Description of the task: Return all of the data below verbatim, line by line, and leave out any picture.

_ _ _ _

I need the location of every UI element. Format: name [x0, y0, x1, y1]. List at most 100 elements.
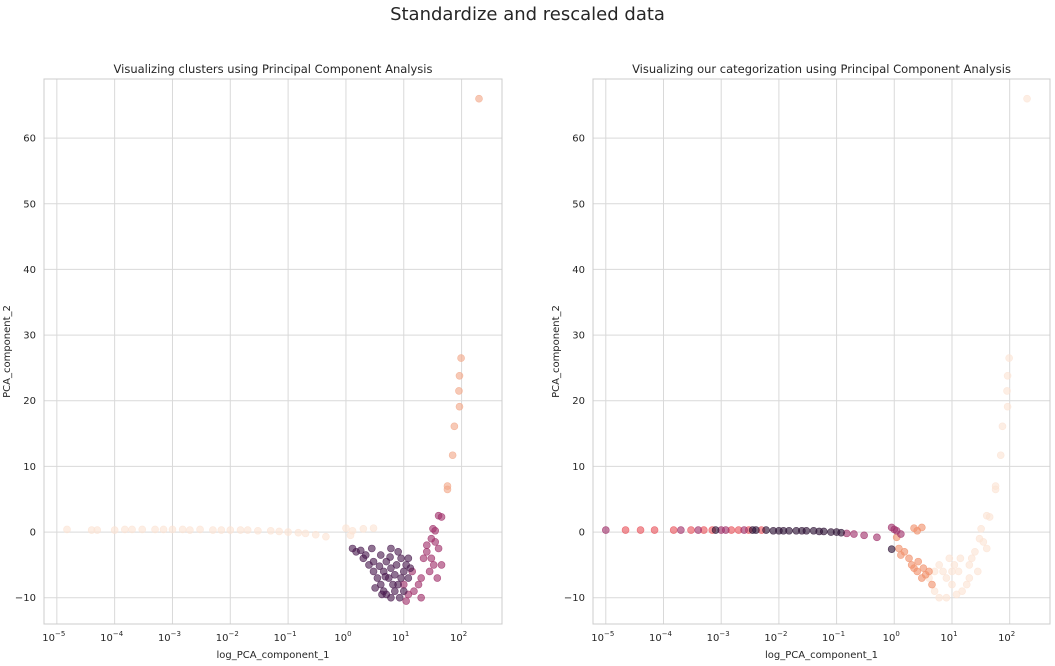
scatter-point: [422, 547, 431, 556]
scatter-point: [399, 567, 408, 576]
x-tick-label: 10−1: [274, 630, 297, 644]
scatter-point: [373, 574, 382, 582]
axes-frame: [43, 78, 503, 625]
scatter-point: [266, 526, 275, 535]
scatter-point: [378, 590, 386, 599]
scatter-point: [284, 528, 292, 536]
scatter-point: [196, 525, 204, 534]
scatter-point: [457, 354, 465, 362]
scatter-point: [406, 564, 415, 572]
scatter-point: [429, 561, 438, 569]
scatter-point: [404, 574, 413, 582]
x-tick-label: 10−2: [216, 630, 239, 644]
scatter-point: [387, 564, 395, 572]
scatter-point: [217, 526, 226, 534]
scatter-point: [376, 551, 385, 559]
scatter-point: [422, 541, 431, 550]
scatter-point: [425, 567, 434, 576]
scatter-point: [110, 526, 119, 534]
scatter-points: [63, 94, 483, 605]
scatter-point: [450, 422, 459, 431]
y-tick-label: 60: [23, 134, 36, 145]
y-tick-label: 40: [23, 265, 36, 276]
scatter-point: [209, 526, 217, 534]
scatter-point: [369, 524, 378, 532]
scatter-point: [433, 574, 442, 582]
scatter-point: [294, 528, 303, 537]
y-axis-label: PCA_component_2: [2, 305, 13, 398]
scatter-point: [427, 554, 436, 563]
scatter-point: [448, 451, 457, 460]
scatter-point: [186, 526, 194, 534]
scatter-point: [226, 526, 235, 534]
scatter-point: [419, 554, 428, 563]
scatter-point: [455, 371, 464, 380]
scatter-point: [138, 525, 147, 534]
scatter-point: [434, 544, 443, 553]
scatter-point: [417, 593, 425, 602]
scatter-point: [342, 524, 350, 532]
scatter-point: [431, 526, 440, 535]
scatter-point: [443, 485, 452, 494]
x-tick-label: 102: [450, 630, 467, 644]
scatter-point: [168, 525, 177, 534]
scatter-point: [389, 580, 397, 589]
x-tick-label: 10−5: [42, 630, 65, 644]
y-tick-label: 0: [30, 528, 36, 539]
scatter-point: [392, 561, 401, 569]
scatter-point: [397, 574, 405, 582]
scatter-point: [437, 561, 446, 569]
scatter-point: [346, 531, 355, 540]
scatter-point: [243, 526, 252, 534]
scatter-point: [414, 580, 423, 589]
scatter-point: [375, 562, 384, 571]
scatter-point: [361, 551, 370, 559]
scatter-point: [437, 513, 446, 521]
scatter-point: [397, 554, 405, 563]
x-axis-label: log_PCA_component_1: [216, 650, 329, 661]
scatter-point: [369, 567, 378, 576]
scatter-point: [404, 554, 413, 563]
y-tick-label: 20: [23, 396, 36, 407]
scatter-point: [455, 402, 464, 411]
scatter-point: [121, 525, 129, 534]
y-tick-label: −10: [15, 593, 36, 604]
x-tick-label: 100: [334, 630, 351, 644]
scatter-point: [311, 530, 320, 539]
scatter-point: [391, 587, 399, 595]
x-tick-label: 10−3: [158, 630, 181, 644]
scatter-point: [394, 547, 402, 556]
scatter-point: [395, 593, 404, 602]
scatter-point: [254, 526, 262, 535]
scatter-point: [371, 584, 379, 592]
scatter-point: [387, 544, 395, 553]
scatter-point: [356, 546, 365, 555]
scatter-point: [475, 94, 483, 103]
scatter-point: [381, 572, 390, 581]
scatter-point: [376, 580, 385, 589]
scatter-point: [387, 593, 395, 602]
chart-title: Visualizing clusters using Principal Com…: [114, 62, 433, 76]
scatter-point: [128, 525, 136, 534]
x-tick-label: 10−4: [100, 630, 124, 644]
scatter-point: [275, 527, 283, 536]
scatter-point: [301, 529, 310, 538]
scatter-point: [431, 538, 440, 546]
scatter-point: [151, 525, 159, 534]
y-tick-label: 10: [23, 462, 36, 473]
scatter-point: [359, 524, 368, 533]
scatter-point: [369, 557, 378, 566]
y-tick-label: 50: [23, 199, 36, 210]
scatter-point: [386, 553, 394, 561]
scatter-point: [367, 544, 376, 553]
scatter-point: [178, 525, 187, 534]
y-tick-label: 30: [23, 331, 36, 342]
scatter-point: [410, 587, 418, 595]
figure-suptitle: Standardize and rescaled data: [390, 4, 665, 25]
scatter-point: [63, 525, 71, 534]
scatter-point: [399, 587, 408, 595]
scatter-point: [159, 525, 168, 534]
scatter-point: [348, 544, 357, 553]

_ _ _ _

Solved problem:
I need the location of every UI element. Format: name [x0, y0, x1, y1]. List at most 100 elements.
scatter-point: [422, 547, 431, 556]
scatter-point: [399, 567, 408, 576]
x-tick-label: 10−1: [274, 630, 297, 644]
scatter-point: [373, 574, 382, 582]
axes-frame: [43, 78, 503, 625]
scatter-point: [266, 526, 275, 535]
scatter-point: [378, 590, 386, 599]
scatter-point: [284, 528, 292, 536]
scatter-point: [196, 525, 204, 534]
scatter-point: [457, 354, 465, 362]
scatter-point: [406, 564, 415, 572]
scatter-point: [429, 561, 438, 569]
scatter-point: [404, 574, 413, 582]
x-tick-label: 10−2: [216, 630, 239, 644]
scatter-point: [387, 564, 395, 572]
scatter-point: [217, 526, 226, 534]
scatter-point: [376, 551, 385, 559]
scatter-point: [422, 541, 431, 550]
scatter-point: [425, 567, 434, 576]
scatter-point: [110, 526, 119, 534]
scatter-points: [63, 94, 483, 605]
scatter-point: [450, 422, 459, 431]
y-tick-label: 60: [23, 134, 36, 145]
y-tick-label: 40: [23, 265, 36, 276]
scatter-point: [209, 526, 217, 534]
scatter-point: [369, 524, 378, 532]
scatter-point: [433, 574, 442, 582]
scatter-point: [294, 528, 303, 537]
y-axis-label: PCA_component_2: [2, 305, 13, 398]
scatter-point: [427, 554, 436, 563]
scatter-point: [448, 451, 457, 460]
scatter-point: [186, 526, 194, 534]
scatter-point: [226, 526, 235, 534]
scatter-point: [419, 554, 428, 563]
scatter-point: [455, 371, 464, 380]
scatter-point: [138, 525, 147, 534]
scatter-point: [434, 544, 443, 553]
scatter-point: [417, 593, 425, 602]
scatter-point: [342, 524, 350, 532]
scatter-point: [431, 526, 440, 535]
scatter-point: [443, 485, 452, 494]
x-tick-label: 102: [450, 630, 467, 644]
scatter-point: [168, 525, 177, 534]
scatter-point: [389, 580, 397, 589]
x-tick-label: 10−5: [42, 630, 65, 644]
y-tick-label: 0: [30, 528, 36, 539]
scatter-point: [392, 561, 401, 569]
scatter-point: [397, 574, 405, 582]
scatter-point: [437, 561, 446, 569]
scatter-point: [346, 531, 355, 540]
scatter-point: [243, 526, 252, 534]
scatter-point: [414, 580, 423, 589]
scatter-point: [375, 562, 384, 571]
scatter-point: [361, 551, 370, 559]
scatter-point: [437, 513, 446, 521]
scatter-point: [397, 554, 405, 563]
x-axis-label: log_PCA_component_1: [216, 650, 329, 661]
scatter-point: [369, 567, 378, 576]
scatter-point: [404, 554, 413, 563]
y-tick-label: 20: [23, 396, 36, 407]
scatter-point: [455, 402, 464, 411]
scatter-point: [121, 525, 129, 534]
y-tick-label: −10: [15, 593, 36, 604]
x-tick-label: 100: [334, 630, 351, 644]
scatter-point: [311, 530, 320, 539]
scatter-point: [391, 587, 399, 595]
x-tick-label: 10−3: [158, 630, 181, 644]
scatter-point: [394, 547, 402, 556]
scatter-point: [395, 593, 404, 602]
scatter-point: [254, 526, 262, 535]
scatter-point: [371, 584, 379, 592]
scatter-point: [387, 544, 395, 553]
scatter-point: [356, 546, 365, 555]
scatter-point: [475, 94, 483, 103]
scatter-point: [381, 572, 390, 581]
scatter-point: [376, 580, 385, 589]
scatter-point: [387, 593, 395, 602]
chart-title: Visualizing clusters using Principal Com…: [114, 62, 433, 76]
scatter-point: [128, 525, 136, 534]
x-tick-label: 10−4: [100, 630, 124, 644]
scatter-point: [275, 527, 283, 536]
scatter-point: [301, 529, 310, 538]
scatter-point: [431, 538, 440, 546]
scatter-point: [151, 525, 159, 534]
y-tick-label: 10: [23, 462, 36, 473]
scatter-point: [359, 524, 368, 533]
scatter-point: [369, 557, 378, 566]
y-tick-label: 50: [23, 199, 36, 210]
scatter-point: [386, 553, 394, 561]
scatter-point: [367, 544, 376, 553]
scatter-point: [178, 525, 187, 534]
y-tick-label: 30: [23, 331, 36, 342]
scatter-point: [410, 587, 418, 595]
figure-suptitle: Standardize and rescaled data: [390, 4, 665, 25]
scatter-point: [63, 525, 71, 534]
scatter-point: [399, 587, 408, 595]
scatter-point: [159, 525, 168, 534]
scatter-point: [348, 544, 357, 553]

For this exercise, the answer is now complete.